(Records that describe figures)

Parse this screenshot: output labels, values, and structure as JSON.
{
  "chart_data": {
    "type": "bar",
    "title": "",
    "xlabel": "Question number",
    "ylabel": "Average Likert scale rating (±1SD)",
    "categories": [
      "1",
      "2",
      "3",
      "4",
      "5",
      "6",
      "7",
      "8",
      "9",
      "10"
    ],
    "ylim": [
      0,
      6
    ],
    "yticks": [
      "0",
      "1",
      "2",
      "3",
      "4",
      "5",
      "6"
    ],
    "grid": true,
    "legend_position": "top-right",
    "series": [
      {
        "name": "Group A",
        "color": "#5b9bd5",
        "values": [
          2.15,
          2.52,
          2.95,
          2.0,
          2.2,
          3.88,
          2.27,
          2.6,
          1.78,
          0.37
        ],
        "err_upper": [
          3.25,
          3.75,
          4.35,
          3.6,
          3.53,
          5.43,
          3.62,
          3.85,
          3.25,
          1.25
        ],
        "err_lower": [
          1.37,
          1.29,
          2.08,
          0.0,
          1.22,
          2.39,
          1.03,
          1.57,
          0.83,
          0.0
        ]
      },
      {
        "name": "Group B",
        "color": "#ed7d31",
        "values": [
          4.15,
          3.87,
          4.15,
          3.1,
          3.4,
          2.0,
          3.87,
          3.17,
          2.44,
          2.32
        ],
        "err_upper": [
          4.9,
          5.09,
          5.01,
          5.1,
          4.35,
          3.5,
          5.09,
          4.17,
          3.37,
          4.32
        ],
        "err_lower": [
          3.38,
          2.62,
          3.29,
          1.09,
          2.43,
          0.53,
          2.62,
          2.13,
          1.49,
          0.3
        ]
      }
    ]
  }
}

→ **The exercise**
Retype the records above exactly.

→ **Correct response**
Parse this screenshot: output labels, values, and structure as JSON.
{
  "chart_data": {
    "type": "bar",
    "title": "",
    "xlabel": "Question number",
    "ylabel": "Average Likert scale rating (±1SD)",
    "categories": [
      "1",
      "2",
      "3",
      "4",
      "5",
      "6",
      "7",
      "8",
      "9",
      "10"
    ],
    "ylim": [
      0,
      6
    ],
    "yticks": [
      "0",
      "1",
      "2",
      "3",
      "4",
      "5",
      "6"
    ],
    "grid": true,
    "legend_position": "top-right",
    "series": [
      {
        "name": "Group A",
        "color": "#5b9bd5",
        "values": [
          2.15,
          2.52,
          2.95,
          2.0,
          2.2,
          3.88,
          2.27,
          2.6,
          1.78,
          0.37
        ],
        "err_upper": [
          3.25,
          3.75,
          4.35,
          3.6,
          3.53,
          5.43,
          3.62,
          3.85,
          3.25,
          1.25
        ],
        "err_lower": [
          1.37,
          1.29,
          2.08,
          0.0,
          1.22,
          2.39,
          1.03,
          1.57,
          0.83,
          0.0
        ]
      },
      {
        "name": "Group B",
        "color": "#ed7d31",
        "values": [
          4.15,
          3.87,
          4.15,
          3.1,
          3.4,
          2.0,
          3.87,
          3.17,
          2.44,
          2.32
        ],
        "err_upper": [
          4.9,
          5.09,
          5.01,
          5.1,
          4.35,
          3.5,
          5.09,
          4.17,
          3.37,
          4.32
        ],
        "err_lower": [
          3.38,
          2.62,
          3.29,
          1.09,
          2.43,
          0.53,
          2.62,
          2.13,
          1.49,
          0.3
        ]
      }
    ]
  }
}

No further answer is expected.